# Records supplied
----------------------------------------

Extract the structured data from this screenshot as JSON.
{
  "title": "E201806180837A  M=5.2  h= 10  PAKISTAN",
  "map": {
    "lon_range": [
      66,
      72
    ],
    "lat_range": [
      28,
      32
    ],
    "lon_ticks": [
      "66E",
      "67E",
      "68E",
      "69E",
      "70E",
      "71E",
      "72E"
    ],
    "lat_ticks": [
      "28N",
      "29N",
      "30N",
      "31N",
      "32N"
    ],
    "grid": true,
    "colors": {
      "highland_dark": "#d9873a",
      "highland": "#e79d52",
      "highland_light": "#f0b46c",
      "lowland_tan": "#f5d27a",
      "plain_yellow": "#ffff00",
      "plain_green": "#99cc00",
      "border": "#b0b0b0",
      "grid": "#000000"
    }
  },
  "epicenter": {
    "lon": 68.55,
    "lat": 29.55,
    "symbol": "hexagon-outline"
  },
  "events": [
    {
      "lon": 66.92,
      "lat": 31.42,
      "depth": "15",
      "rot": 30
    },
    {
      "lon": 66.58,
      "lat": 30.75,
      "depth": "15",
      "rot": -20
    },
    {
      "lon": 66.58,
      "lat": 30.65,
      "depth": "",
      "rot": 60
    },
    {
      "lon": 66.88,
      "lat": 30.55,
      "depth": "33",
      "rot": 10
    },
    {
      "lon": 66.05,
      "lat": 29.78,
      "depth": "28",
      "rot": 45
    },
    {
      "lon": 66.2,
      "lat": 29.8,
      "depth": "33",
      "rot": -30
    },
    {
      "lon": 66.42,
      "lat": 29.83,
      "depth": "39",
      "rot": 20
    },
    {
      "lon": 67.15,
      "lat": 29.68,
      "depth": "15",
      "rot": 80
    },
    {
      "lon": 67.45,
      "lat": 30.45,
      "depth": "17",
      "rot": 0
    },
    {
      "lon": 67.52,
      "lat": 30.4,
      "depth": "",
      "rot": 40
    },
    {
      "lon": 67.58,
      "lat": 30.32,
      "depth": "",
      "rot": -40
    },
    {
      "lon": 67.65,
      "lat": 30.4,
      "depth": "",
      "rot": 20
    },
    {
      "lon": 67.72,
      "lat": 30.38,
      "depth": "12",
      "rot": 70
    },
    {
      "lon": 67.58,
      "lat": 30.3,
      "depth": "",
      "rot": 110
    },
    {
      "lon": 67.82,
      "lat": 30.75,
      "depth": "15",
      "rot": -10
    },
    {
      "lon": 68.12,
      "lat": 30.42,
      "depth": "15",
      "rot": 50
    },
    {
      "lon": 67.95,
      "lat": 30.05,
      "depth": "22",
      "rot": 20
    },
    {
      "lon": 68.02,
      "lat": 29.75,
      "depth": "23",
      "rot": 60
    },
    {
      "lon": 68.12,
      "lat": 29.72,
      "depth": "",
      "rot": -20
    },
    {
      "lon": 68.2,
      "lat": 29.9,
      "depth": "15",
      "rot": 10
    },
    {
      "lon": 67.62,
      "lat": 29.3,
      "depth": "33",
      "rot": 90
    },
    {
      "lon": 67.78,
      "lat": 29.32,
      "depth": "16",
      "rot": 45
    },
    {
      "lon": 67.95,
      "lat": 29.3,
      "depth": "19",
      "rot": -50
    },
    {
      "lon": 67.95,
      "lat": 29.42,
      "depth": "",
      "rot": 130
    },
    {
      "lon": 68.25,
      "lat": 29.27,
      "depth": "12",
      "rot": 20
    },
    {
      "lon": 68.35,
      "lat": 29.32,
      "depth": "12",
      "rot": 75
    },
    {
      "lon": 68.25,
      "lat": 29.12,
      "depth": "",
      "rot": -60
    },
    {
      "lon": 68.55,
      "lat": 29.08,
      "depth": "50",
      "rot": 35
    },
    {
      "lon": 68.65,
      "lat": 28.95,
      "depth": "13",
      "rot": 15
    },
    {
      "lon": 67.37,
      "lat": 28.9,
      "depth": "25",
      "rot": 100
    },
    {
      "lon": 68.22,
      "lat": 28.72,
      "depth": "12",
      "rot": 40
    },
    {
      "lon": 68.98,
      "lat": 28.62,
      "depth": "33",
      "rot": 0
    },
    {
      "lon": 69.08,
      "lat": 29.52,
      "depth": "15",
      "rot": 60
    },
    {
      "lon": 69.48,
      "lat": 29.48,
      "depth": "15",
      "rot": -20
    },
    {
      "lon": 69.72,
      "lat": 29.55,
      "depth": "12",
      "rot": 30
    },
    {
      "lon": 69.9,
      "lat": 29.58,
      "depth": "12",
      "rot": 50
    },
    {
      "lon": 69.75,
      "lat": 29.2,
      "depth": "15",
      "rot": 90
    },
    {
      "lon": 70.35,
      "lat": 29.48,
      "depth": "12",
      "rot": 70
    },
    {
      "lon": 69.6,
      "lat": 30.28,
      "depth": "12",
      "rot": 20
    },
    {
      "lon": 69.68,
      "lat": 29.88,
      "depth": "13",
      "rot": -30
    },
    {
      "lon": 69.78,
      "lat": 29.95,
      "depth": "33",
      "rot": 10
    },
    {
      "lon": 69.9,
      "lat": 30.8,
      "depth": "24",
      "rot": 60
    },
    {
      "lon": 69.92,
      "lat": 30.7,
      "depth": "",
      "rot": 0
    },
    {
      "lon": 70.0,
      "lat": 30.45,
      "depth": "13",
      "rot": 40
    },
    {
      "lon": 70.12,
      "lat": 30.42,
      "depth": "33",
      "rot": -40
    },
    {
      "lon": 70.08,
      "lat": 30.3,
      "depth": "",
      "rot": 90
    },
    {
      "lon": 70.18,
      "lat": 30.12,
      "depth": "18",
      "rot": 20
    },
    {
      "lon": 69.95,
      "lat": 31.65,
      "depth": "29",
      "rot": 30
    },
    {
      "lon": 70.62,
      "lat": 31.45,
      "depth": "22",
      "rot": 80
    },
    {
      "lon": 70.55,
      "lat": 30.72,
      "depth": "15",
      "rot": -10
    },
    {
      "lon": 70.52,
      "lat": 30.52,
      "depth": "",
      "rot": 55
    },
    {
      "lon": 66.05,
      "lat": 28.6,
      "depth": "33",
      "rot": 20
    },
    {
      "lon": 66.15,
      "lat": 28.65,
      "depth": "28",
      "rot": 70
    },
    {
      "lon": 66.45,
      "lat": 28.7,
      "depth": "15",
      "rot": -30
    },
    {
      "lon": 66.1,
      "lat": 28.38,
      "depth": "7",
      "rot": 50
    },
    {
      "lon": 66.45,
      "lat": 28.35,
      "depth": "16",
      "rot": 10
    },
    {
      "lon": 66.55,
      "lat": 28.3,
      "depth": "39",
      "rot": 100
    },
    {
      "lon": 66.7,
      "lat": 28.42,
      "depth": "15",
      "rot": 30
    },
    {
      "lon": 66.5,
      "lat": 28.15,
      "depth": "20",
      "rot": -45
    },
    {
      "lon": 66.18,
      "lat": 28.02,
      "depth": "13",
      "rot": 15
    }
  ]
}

----------------------------------------

# Set problem
Extract each line of the material exactly as it stands.

# Exercise response
Extract the structured data from this screenshot as JSON.
{
  "title": "E201806180837A  M=5.2  h= 10  PAKISTAN",
  "map": {
    "lon_range": [
      66,
      72
    ],
    "lat_range": [
      28,
      32
    ],
    "lon_ticks": [
      "66E",
      "67E",
      "68E",
      "69E",
      "70E",
      "71E",
      "72E"
    ],
    "lat_ticks": [
      "28N",
      "29N",
      "30N",
      "31N",
      "32N"
    ],
    "grid": true,
    "colors": {
      "highland_dark": "#d9873a",
      "highland": "#e79d52",
      "highland_light": "#f0b46c",
      "lowland_tan": "#f5d27a",
      "plain_yellow": "#ffff00",
      "plain_green": "#99cc00",
      "border": "#b0b0b0",
      "grid": "#000000"
    }
  },
  "epicenter": {
    "lon": 68.55,
    "lat": 29.55,
    "symbol": "hexagon-outline"
  },
  "events": [
    {
      "lon": 66.92,
      "lat": 31.42,
      "depth": "15",
      "rot": 30
    },
    {
      "lon": 66.58,
      "lat": 30.75,
      "depth": "15",
      "rot": -20
    },
    {
      "lon": 66.58,
      "lat": 30.65,
      "depth": "",
      "rot": 60
    },
    {
      "lon": 66.88,
      "lat": 30.55,
      "depth": "33",
      "rot": 10
    },
    {
      "lon": 66.05,
      "lat": 29.78,
      "depth": "28",
      "rot": 45
    },
    {
      "lon": 66.2,
      "lat": 29.8,
      "depth": "33",
      "rot": -30
    },
    {
      "lon": 66.42,
      "lat": 29.83,
      "depth": "39",
      "rot": 20
    },
    {
      "lon": 67.15,
      "lat": 29.68,
      "depth": "15",
      "rot": 80
    },
    {
      "lon": 67.45,
      "lat": 30.45,
      "depth": "17",
      "rot": 0
    },
    {
      "lon": 67.52,
      "lat": 30.4,
      "depth": "",
      "rot": 40
    },
    {
      "lon": 67.58,
      "lat": 30.32,
      "depth": "",
      "rot": -40
    },
    {
      "lon": 67.65,
      "lat": 30.4,
      "depth": "",
      "rot": 20
    },
    {
      "lon": 67.72,
      "lat": 30.38,
      "depth": "12",
      "rot": 70
    },
    {
      "lon": 67.58,
      "lat": 30.3,
      "depth": "",
      "rot": 110
    },
    {
      "lon": 67.82,
      "lat": 30.75,
      "depth": "15",
      "rot": -10
    },
    {
      "lon": 68.12,
      "lat": 30.42,
      "depth": "15",
      "rot": 50
    },
    {
      "lon": 67.95,
      "lat": 30.05,
      "depth": "22",
      "rot": 20
    },
    {
      "lon": 68.02,
      "lat": 29.75,
      "depth": "23",
      "rot": 60
    },
    {
      "lon": 68.12,
      "lat": 29.72,
      "depth": "",
      "rot": -20
    },
    {
      "lon": 68.2,
      "lat": 29.9,
      "depth": "15",
      "rot": 10
    },
    {
      "lon": 67.62,
      "lat": 29.3,
      "depth": "33",
      "rot": 90
    },
    {
      "lon": 67.78,
      "lat": 29.32,
      "depth": "16",
      "rot": 45
    },
    {
      "lon": 67.95,
      "lat": 29.3,
      "depth": "19",
      "rot": -50
    },
    {
      "lon": 67.95,
      "lat": 29.42,
      "depth": "",
      "rot": 130
    },
    {
      "lon": 68.25,
      "lat": 29.27,
      "depth": "12",
      "rot": 20
    },
    {
      "lon": 68.35,
      "lat": 29.32,
      "depth": "12",
      "rot": 75
    },
    {
      "lon": 68.25,
      "lat": 29.12,
      "depth": "",
      "rot": -60
    },
    {
      "lon": 68.55,
      "lat": 29.08,
      "depth": "50",
      "rot": 35
    },
    {
      "lon": 68.65,
      "lat": 28.95,
      "depth": "13",
      "rot": 15
    },
    {
      "lon": 67.37,
      "lat": 28.9,
      "depth": "25",
      "rot": 100
    },
    {
      "lon": 68.22,
      "lat": 28.72,
      "depth": "12",
      "rot": 40
    },
    {
      "lon": 68.98,
      "lat": 28.62,
      "depth": "33",
      "rot": 0
    },
    {
      "lon": 69.08,
      "lat": 29.52,
      "depth": "15",
      "rot": 60
    },
    {
      "lon": 69.48,
      "lat": 29.48,
      "depth": "15",
      "rot": -20
    },
    {
      "lon": 69.72,
      "lat": 29.55,
      "depth": "12",
      "rot": 30
    },
    {
      "lon": 69.9,
      "lat": 29.58,
      "depth": "12",
      "rot": 50
    },
    {
      "lon": 69.75,
      "lat": 29.2,
      "depth": "15",
      "rot": 90
    },
    {
      "lon": 70.35,
      "lat": 29.48,
      "depth": "12",
      "rot": 70
    },
    {
      "lon": 69.6,
      "lat": 30.28,
      "depth": "12",
      "rot": 20
    },
    {
      "lon": 69.68,
      "lat": 29.88,
      "depth": "13",
      "rot": -30
    },
    {
      "lon": 69.78,
      "lat": 29.95,
      "depth": "33",
      "rot": 10
    },
    {
      "lon": 69.9,
      "lat": 30.8,
      "depth": "24",
      "rot": 60
    },
    {
      "lon": 69.92,
      "lat": 30.7,
      "depth": "",
      "rot": 0
    },
    {
      "lon": 70.0,
      "lat": 30.45,
      "depth": "13",
      "rot": 40
    },
    {
      "lon": 70.12,
      "lat": 30.42,
      "depth": "33",
      "rot": -40
    },
    {
      "lon": 70.08,
      "lat": 30.3,
      "depth": "",
      "rot": 90
    },
    {
      "lon": 70.18,
      "lat": 30.12,
      "depth": "18",
      "rot": 20
    },
    {
      "lon": 69.95,
      "lat": 31.65,
      "depth": "29",
      "rot": 30
    },
    {
      "lon": 70.62,
      "lat": 31.45,
      "depth": "22",
      "rot": 80
    },
    {
      "lon": 70.55,
      "lat": 30.72,
      "depth": "15",
      "rot": -10
    },
    {
      "lon": 70.52,
      "lat": 30.52,
      "depth": "",
      "rot": 55
    },
    {
      "lon": 66.05,
      "lat": 28.6,
      "depth": "33",
      "rot": 20
    },
    {
      "lon": 66.15,
      "lat": 28.65,
      "depth": "28",
      "rot": 70
    },
    {
      "lon": 66.45,
      "lat": 28.7,
      "depth": "15",
      "rot": -30
    },
    {
      "lon": 66.1,
      "lat": 28.38,
      "depth": "7",
      "rot": 50
    },
    {
      "lon": 66.45,
      "lat": 28.35,
      "depth": "16",
      "rot": 10
    },
    {
      "lon": 66.55,
      "lat": 28.3,
      "depth": "39",
      "rot": 100
    },
    {
      "lon": 66.7,
      "lat": 28.42,
      "depth": "15",
      "rot": 30
    },
    {
      "lon": 66.5,
      "lat": 28.15,
      "depth": "20",
      "rot": -45
    },
    {
      "lon": 66.18,
      "lat": 28.02,
      "depth": "13",
      "rot": 15
    }
  ]
}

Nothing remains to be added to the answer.